# What to do
Exactly reproduce the lines that follow.

# Task inputs
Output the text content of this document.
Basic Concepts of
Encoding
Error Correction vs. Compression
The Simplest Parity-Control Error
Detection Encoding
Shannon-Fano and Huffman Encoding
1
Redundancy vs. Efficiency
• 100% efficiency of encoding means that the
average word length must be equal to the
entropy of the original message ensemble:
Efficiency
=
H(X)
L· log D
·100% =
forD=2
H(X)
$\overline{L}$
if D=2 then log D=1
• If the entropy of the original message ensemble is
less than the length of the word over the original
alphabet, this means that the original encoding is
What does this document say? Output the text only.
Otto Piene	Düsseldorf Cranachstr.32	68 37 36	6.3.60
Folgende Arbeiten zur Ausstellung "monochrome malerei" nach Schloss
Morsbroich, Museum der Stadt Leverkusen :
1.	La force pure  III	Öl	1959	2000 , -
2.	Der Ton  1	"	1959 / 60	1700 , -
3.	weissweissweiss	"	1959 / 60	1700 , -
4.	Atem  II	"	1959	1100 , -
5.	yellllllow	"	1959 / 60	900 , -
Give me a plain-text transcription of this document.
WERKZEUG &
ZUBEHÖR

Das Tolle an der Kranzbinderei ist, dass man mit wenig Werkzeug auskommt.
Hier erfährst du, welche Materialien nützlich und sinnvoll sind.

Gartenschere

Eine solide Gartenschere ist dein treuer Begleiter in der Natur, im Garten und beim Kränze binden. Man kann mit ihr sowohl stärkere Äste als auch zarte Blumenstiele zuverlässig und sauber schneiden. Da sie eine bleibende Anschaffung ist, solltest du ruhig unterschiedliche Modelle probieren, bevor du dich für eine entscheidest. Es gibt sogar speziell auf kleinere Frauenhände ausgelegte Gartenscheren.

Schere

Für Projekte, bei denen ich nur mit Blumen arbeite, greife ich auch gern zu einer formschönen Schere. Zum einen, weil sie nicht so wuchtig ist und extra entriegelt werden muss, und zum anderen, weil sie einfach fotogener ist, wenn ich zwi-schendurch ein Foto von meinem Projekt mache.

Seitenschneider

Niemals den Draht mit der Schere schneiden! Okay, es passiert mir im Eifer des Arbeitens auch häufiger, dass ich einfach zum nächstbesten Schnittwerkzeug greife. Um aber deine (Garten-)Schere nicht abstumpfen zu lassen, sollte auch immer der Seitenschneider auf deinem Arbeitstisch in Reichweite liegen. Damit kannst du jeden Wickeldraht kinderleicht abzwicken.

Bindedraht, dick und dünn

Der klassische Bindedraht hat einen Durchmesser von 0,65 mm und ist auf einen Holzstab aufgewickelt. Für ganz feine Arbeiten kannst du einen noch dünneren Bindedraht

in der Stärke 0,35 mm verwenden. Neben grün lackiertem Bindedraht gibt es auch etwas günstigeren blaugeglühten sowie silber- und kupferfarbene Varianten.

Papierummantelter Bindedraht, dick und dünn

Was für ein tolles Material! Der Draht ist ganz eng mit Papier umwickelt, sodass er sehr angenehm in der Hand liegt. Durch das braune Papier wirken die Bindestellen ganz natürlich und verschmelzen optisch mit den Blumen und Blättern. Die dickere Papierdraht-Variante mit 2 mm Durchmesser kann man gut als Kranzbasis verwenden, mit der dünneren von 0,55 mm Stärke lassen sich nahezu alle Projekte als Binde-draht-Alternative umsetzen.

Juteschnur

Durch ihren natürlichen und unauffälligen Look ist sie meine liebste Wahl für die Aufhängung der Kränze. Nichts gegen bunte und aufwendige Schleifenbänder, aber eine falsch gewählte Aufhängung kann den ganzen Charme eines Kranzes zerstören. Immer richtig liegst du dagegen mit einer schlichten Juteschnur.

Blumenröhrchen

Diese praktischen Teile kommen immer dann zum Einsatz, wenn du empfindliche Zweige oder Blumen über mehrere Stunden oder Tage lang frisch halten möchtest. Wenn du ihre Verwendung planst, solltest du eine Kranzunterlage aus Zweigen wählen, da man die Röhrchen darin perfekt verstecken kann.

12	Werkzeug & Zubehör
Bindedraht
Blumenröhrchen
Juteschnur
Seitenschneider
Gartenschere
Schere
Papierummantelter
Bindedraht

# Reply
Output the text content of this document.
Basic Concepts of
Encoding
Error Correction vs. Compression
The Simplest Parity-Control Error
Detection Encoding
Shannon-Fano and Huffman Encoding
1
Redundancy vs. Efficiency
• 100% efficiency of encoding means that the
average word length must be equal to the
entropy of the original message ensemble:
Efficiency
=
H(X)
L· log D
·100% =
forD=2
H(X)
$\overline{L}$
if D=2 then log D=1
• If the entropy of the original message ensemble is
less than the length of the word over the original
alphabet, this means that the original encoding is
What does this document say? Output the text only.
Otto Piene	Düsseldorf Cranachstr.32	68 37 36	6.3.60
Folgende Arbeiten zur Ausstellung "monochrome malerei" nach Schloss
Morsbroich, Museum der Stadt Leverkusen :
1.	La force pure  III	Öl	1959	2000 , -
2.	Der Ton  1	"	1959 / 60	1700 , -
3.	weissweissweiss	"	1959 / 60	1700 , -
4.	Atem  II	"	1959	1100 , -
5.	yellllllow	"	1959 / 60	900 , -
Give me a plain-text transcription of this document.
WERKZEUG &
ZUBEHÖR

Das Tolle an der Kranzbinderei ist, dass man mit wenig Werkzeug auskommt.
Hier erfährst du, welche Materialien nützlich und sinnvoll sind.

Gartenschere

Eine solide Gartenschere ist dein treuer Begleiter in der Natur, im Garten und beim Kränze binden. Man kann mit ihr sowohl stärkere Äste als auch zarte Blumenstiele zuverlässig und sauber schneiden. Da sie eine bleibende Anschaffung ist, solltest du ruhig unterschiedliche Modelle probieren, bevor du dich für eine entscheidest. Es gibt sogar speziell auf kleinere Frauenhände ausgelegte Gartenscheren.

Schere

Für Projekte, bei denen ich nur mit Blumen arbeite, greife ich auch gern zu einer formschönen Schere. Zum einen, weil sie nicht so wuchtig ist und extra entriegelt werden muss, und zum anderen, weil sie einfach fotogener ist, wenn ich zwi-schendurch ein Foto von meinem Projekt mache.

Seitenschneider

Niemals den Draht mit der Schere schneiden! Okay, es passiert mir im Eifer des Arbeitens auch häufiger, dass ich einfach zum nächstbesten Schnittwerkzeug greife. Um aber deine (Garten-)Schere nicht abstumpfen zu lassen, sollte auch immer der Seitenschneider auf deinem Arbeitstisch in Reichweite liegen. Damit kannst du jeden Wickeldraht kinderleicht abzwicken.

Bindedraht, dick und dünn

Der klassische Bindedraht hat einen Durchmesser von 0,65 mm und ist auf einen Holzstab aufgewickelt. Für ganz feine Arbeiten kannst du einen noch dünneren Bindedraht

in der Stärke 0,35 mm verwenden. Neben grün lackiertem Bindedraht gibt es auch etwas günstigeren blaugeglühten sowie silber- und kupferfarbene Varianten.

Papierummantelter Bindedraht, dick und dünn

Was für ein tolles Material! Der Draht ist ganz eng mit Papier umwickelt, sodass er sehr angenehm in der Hand liegt. Durch das braune Papier wirken die Bindestellen ganz natürlich und verschmelzen optisch mit den Blumen und Blättern. Die dickere Papierdraht-Variante mit 2 mm Durchmesser kann man gut als Kranzbasis verwenden, mit der dünneren von 0,55 mm Stärke lassen sich nahezu alle Projekte als Binde-draht-Alternative umsetzen.

Juteschnur

Durch ihren natürlichen und unauffälligen Look ist sie meine liebste Wahl für die Aufhängung der Kränze. Nichts gegen bunte und aufwendige Schleifenbänder, aber eine falsch gewählte Aufhängung kann den ganzen Charme eines Kranzes zerstören. Immer richtig liegst du dagegen mit einer schlichten Juteschnur.

Blumenröhrchen

Diese praktischen Teile kommen immer dann zum Einsatz, wenn du empfindliche Zweige oder Blumen über mehrere Stunden oder Tage lang frisch halten möchtest. Wenn du ihre Verwendung planst, solltest du eine Kranzunterlage aus Zweigen wählen, da man die Röhrchen darin perfekt verstecken kann.

12	Werkzeug & Zubehör
Bindedraht
Blumenröhrchen
Juteschnur
Seitenschneider
Gartenschere
Schere
Papierummantelter
Bindedraht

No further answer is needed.